:: Entries

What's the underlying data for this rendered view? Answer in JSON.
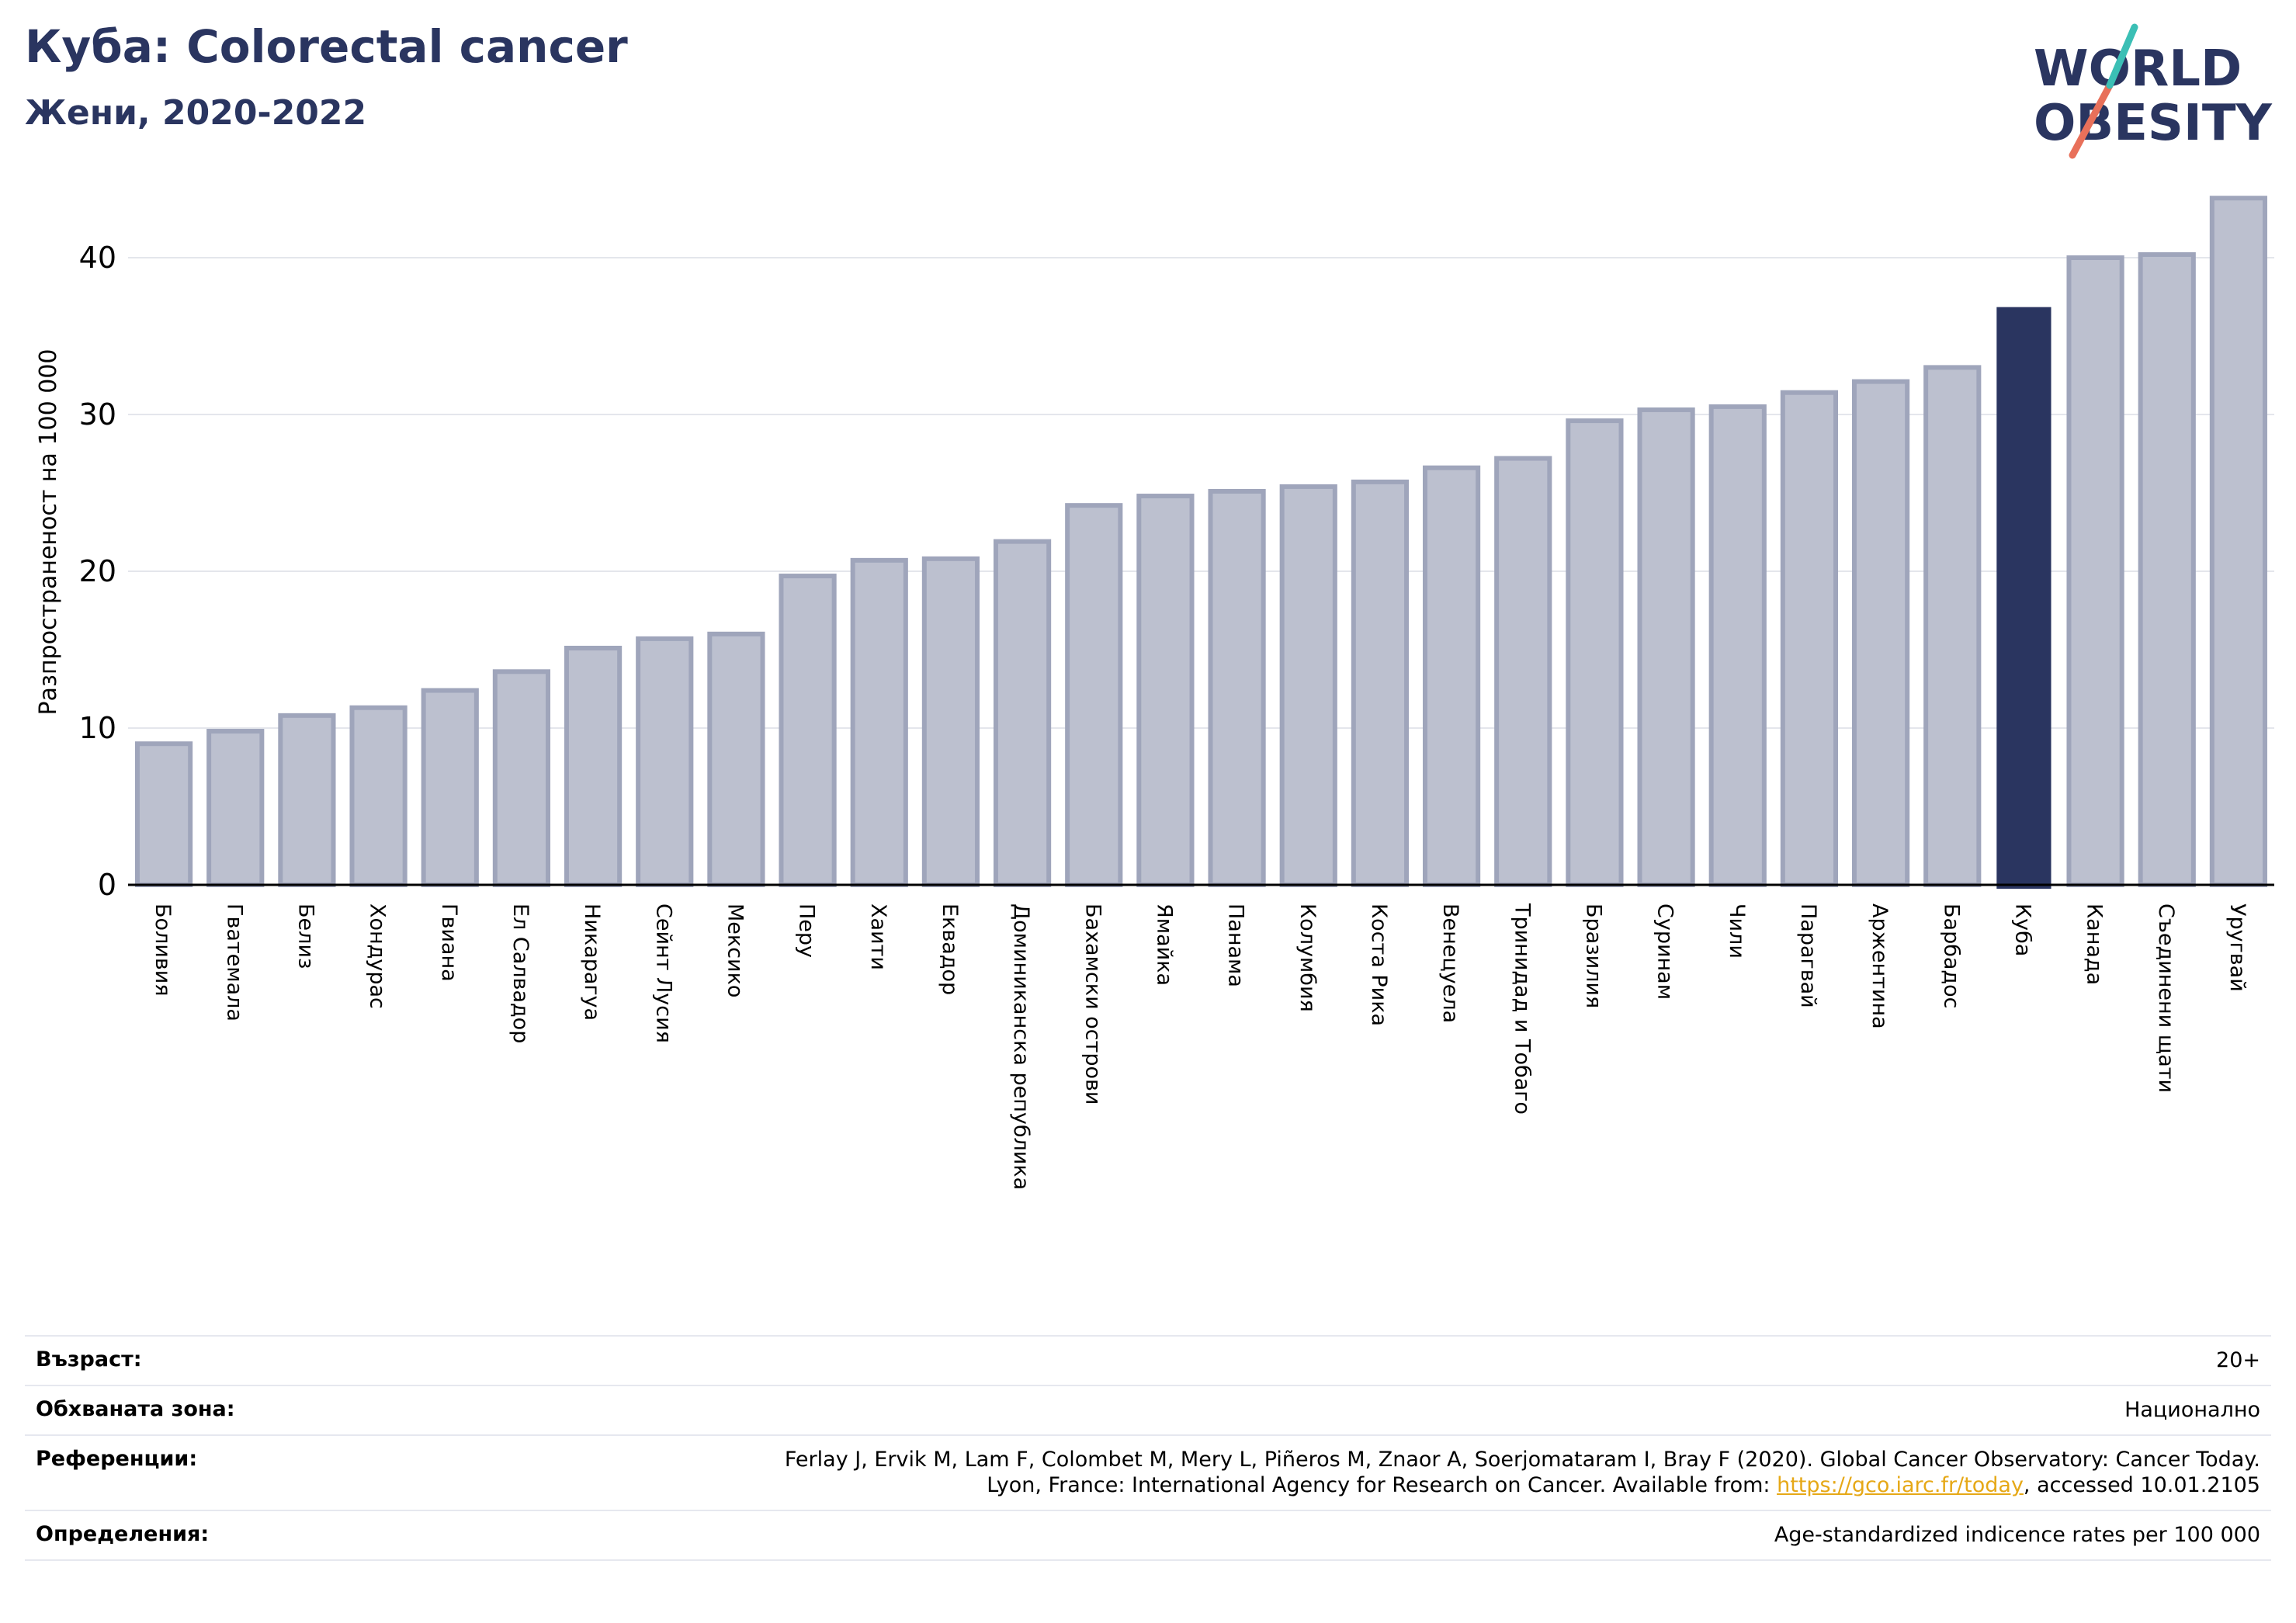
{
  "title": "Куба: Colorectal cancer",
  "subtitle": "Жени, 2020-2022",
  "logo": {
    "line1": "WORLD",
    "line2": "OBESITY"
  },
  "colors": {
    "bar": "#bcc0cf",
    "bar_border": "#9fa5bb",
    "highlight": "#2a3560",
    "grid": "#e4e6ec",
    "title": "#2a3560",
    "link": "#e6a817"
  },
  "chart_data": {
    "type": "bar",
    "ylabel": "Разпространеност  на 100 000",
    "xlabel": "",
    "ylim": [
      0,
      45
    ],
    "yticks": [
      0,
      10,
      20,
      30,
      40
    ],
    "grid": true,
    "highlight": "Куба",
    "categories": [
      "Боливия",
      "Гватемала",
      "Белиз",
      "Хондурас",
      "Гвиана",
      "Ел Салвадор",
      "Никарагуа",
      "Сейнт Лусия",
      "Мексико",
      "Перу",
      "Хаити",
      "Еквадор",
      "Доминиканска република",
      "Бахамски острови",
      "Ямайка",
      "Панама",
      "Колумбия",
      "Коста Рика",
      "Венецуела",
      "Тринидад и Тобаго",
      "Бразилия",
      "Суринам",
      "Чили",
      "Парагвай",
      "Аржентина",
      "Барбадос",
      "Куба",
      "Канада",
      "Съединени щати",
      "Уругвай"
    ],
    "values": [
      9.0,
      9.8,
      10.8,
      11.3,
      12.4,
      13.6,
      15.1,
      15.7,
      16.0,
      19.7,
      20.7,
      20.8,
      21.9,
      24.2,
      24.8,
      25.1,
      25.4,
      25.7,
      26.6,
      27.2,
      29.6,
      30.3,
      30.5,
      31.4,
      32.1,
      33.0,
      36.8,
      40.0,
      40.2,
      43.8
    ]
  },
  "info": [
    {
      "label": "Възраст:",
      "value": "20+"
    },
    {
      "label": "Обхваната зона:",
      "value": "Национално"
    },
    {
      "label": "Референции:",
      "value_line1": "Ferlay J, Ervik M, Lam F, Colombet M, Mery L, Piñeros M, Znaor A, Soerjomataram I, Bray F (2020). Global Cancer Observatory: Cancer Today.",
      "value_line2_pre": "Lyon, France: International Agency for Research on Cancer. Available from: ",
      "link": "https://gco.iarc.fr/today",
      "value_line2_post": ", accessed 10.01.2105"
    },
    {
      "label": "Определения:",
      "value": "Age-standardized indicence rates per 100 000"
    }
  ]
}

::::

• _Written request_: Every record must be copied exactly, with images dropped from the result.

• _Written response_:
What's the underlying data for this rendered view? Answer in JSON.
{
  "title": "Куба: Colorectal cancer",
  "subtitle": "Жени, 2020-2022",
  "logo": {
    "line1": "WORLD",
    "line2": "OBESITY"
  },
  "colors": {
    "bar": "#bcc0cf",
    "bar_border": "#9fa5bb",
    "highlight": "#2a3560",
    "grid": "#e4e6ec",
    "title": "#2a3560",
    "link": "#e6a817"
  },
  "chart_data": {
    "type": "bar",
    "ylabel": "Разпространеност  на 100 000",
    "xlabel": "",
    "ylim": [
      0,
      45
    ],
    "yticks": [
      0,
      10,
      20,
      30,
      40
    ],
    "grid": true,
    "highlight": "Куба",
    "categories": [
      "Боливия",
      "Гватемала",
      "Белиз",
      "Хондурас",
      "Гвиана",
      "Ел Салвадор",
      "Никарагуа",
      "Сейнт Лусия",
      "Мексико",
      "Перу",
      "Хаити",
      "Еквадор",
      "Доминиканска република",
      "Бахамски острови",
      "Ямайка",
      "Панама",
      "Колумбия",
      "Коста Рика",
      "Венецуела",
      "Тринидад и Тобаго",
      "Бразилия",
      "Суринам",
      "Чили",
      "Парагвай",
      "Аржентина",
      "Барбадос",
      "Куба",
      "Канада",
      "Съединени щати",
      "Уругвай"
    ],
    "values": [
      9.0,
      9.8,
      10.8,
      11.3,
      12.4,
      13.6,
      15.1,
      15.7,
      16.0,
      19.7,
      20.7,
      20.8,
      21.9,
      24.2,
      24.8,
      25.1,
      25.4,
      25.7,
      26.6,
      27.2,
      29.6,
      30.3,
      30.5,
      31.4,
      32.1,
      33.0,
      36.8,
      40.0,
      40.2,
      43.8
    ]
  },
  "info": [
    {
      "label": "Възраст:",
      "value": "20+"
    },
    {
      "label": "Обхваната зона:",
      "value": "Национално"
    },
    {
      "label": "Референции:",
      "value_line1": "Ferlay J, Ervik M, Lam F, Colombet M, Mery L, Piñeros M, Znaor A, Soerjomataram I, Bray F (2020). Global Cancer Observatory: Cancer Today.",
      "value_line2_pre": "Lyon, France: International Agency for Research on Cancer. Available from: ",
      "link": "https://gco.iarc.fr/today",
      "value_line2_post": ", accessed 10.01.2105"
    },
    {
      "label": "Определения:",
      "value": "Age-standardized indicence rates per 100 000"
    }
  ]
}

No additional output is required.